- [Data shown]:
## BEGIN

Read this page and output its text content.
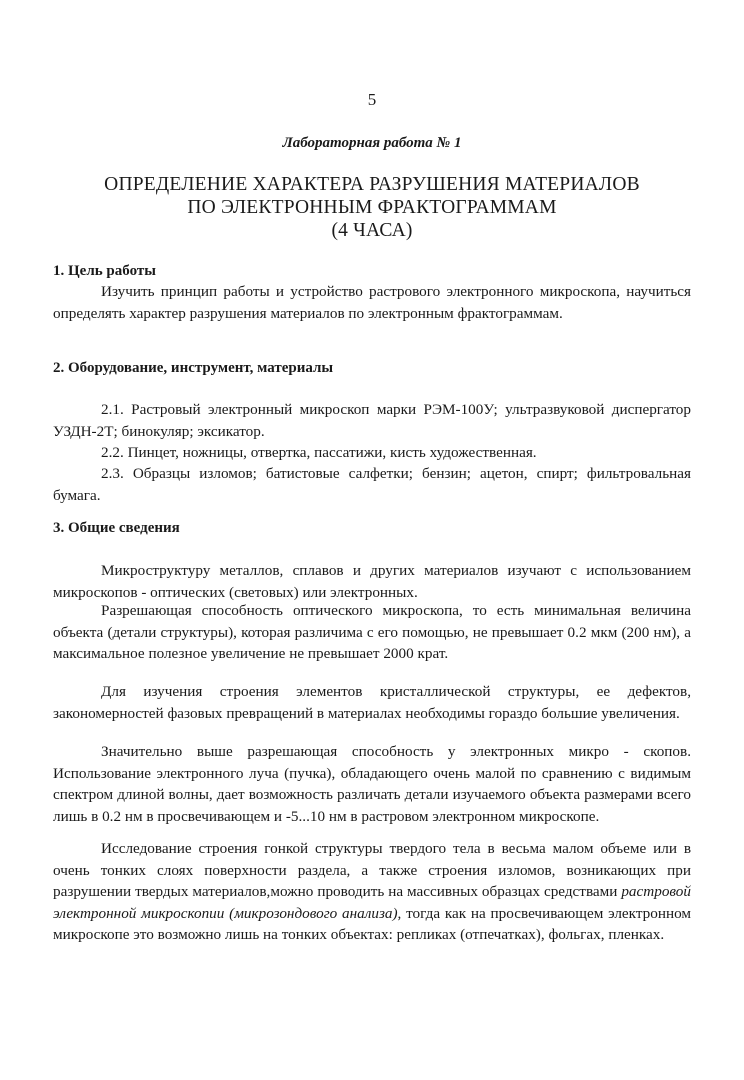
5
Лабораторная работа № 1
ОПРЕДЕЛЕНИЕ ХАРАКТЕРА РАЗРУШЕНИЯ МАТЕРИАЛОВ
ПО ЭЛЕКТРОННЫМ ФРАКТОГРАММАМ
(4 ЧАСА)
1. Цель работы
Изучить принцип работы и устройство растрового электронного микроскопа, научиться определять характер разрушения материалов по электронным фрактограммам.
2. Оборудование, инструмент, материалы
2.1. Растровый электронный микроскоп марки РЭМ-100У; ультразвуковой диспергатор УЗДН-2Т; бинокуляр; эксикатор.
2.2. Пинцет, ножницы, отвертка, пассатижи, кисть художественная.
2.3. Образцы изломов; батистовые салфетки; бензин; ацетон, спирт; фильтровальная бумага.
3. Общие сведения
Микроструктуру металлов, сплавов и других материалов изучают с использованием микроскопов - оптических (световых) или электронных.
Разрешающая способность оптического микроскопа, то есть минимальная величина объекта (детали структуры), которая различима с его помощью, не превышает 0.2 мкм (200 нм), а максимальное полезное увеличение не превышает 2000 крат.
Для изучения строения элементов кристаллической структуры, ее дефектов, закономерностей фазовых превращений в материалах необходимы гораздо большие увеличения.
Значительно выше разрешающая способность у электронных микро - скопов. Использование электронного луча (пучка), обладающего очень малой по сравнению с видимым спектром длиной волны, дает возможность различать детали изучаемого объекта размерами всего лишь в 0.2 нм в просвечивающем и -5...10 нм в растровом электронном микроскопе.
Исследование строения гонкой структуры твердого тела в весьма малом объеме или в очень тонких слоях поверхности раздела, а также строения изломов, возникающих при разрушении твердых материалов,можно проводить на массивных образцах средствами растровой электронной микроскопии (микрозондового анализа), тогда как на просвечивающем электронном микроскопе это возможно лишь на тонких объектах: репликах (отпечатках), фольгах, пленках.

## END

- [Direction]:
Your task is to retype all the entries exactly and leave out any pictures.

- [Answer to the problem]:
Read this page and output its text content.
5
Лабораторная работа № 1
ОПРЕДЕЛЕНИЕ ХАРАКТЕРА РАЗРУШЕНИЯ МАТЕРИАЛОВ
ПО ЭЛЕКТРОННЫМ ФРАКТОГРАММАМ
(4 ЧАСА)
1. Цель работы
Изучить принцип работы и устройство растрового электронного микроскопа, научиться определять характер разрушения материалов по электронным фрактограммам.
2. Оборудование, инструмент, материалы
2.1. Растровый электронный микроскоп марки РЭМ-100У; ультразвуковой диспергатор УЗДН-2Т; бинокуляр; эксикатор.
2.2. Пинцет, ножницы, отвертка, пассатижи, кисть художественная.
2.3. Образцы изломов; батистовые салфетки; бензин; ацетон, спирт; фильтровальная бумага.
3. Общие сведения
Микроструктуру металлов, сплавов и других материалов изучают с использованием микроскопов - оптических (световых) или электронных.
Разрешающая способность оптического микроскопа, то есть минимальная величина объекта (детали структуры), которая различима с его помощью, не превышает 0.2 мкм (200 нм), а максимальное полезное увеличение не превышает 2000 крат.
Для изучения строения элементов кристаллической структуры, ее дефектов, закономерностей фазовых превращений в материалах необходимы гораздо большие увеличения.
Значительно выше разрешающая способность у электронных микро - скопов. Использование электронного луча (пучка), обладающего очень малой по сравнению с видимым спектром длиной волны, дает возможность различать детали изучаемого объекта размерами всего лишь в 0.2 нм в просвечивающем и -5...10 нм в растровом электронном микроскопе.
Исследование строения гонкой структуры твердого тела в весьма малом объеме или в очень тонких слоях поверхности раздела, а также строения изломов, возникающих при разрушении твердых материалов,можно проводить на массивных образцах средствами растровой электронной микроскопии (микрозондового анализа), тогда как на просвечивающем электронном микроскопе это возможно лишь на тонких объектах: репликах (отпечатках), фольгах, пленках.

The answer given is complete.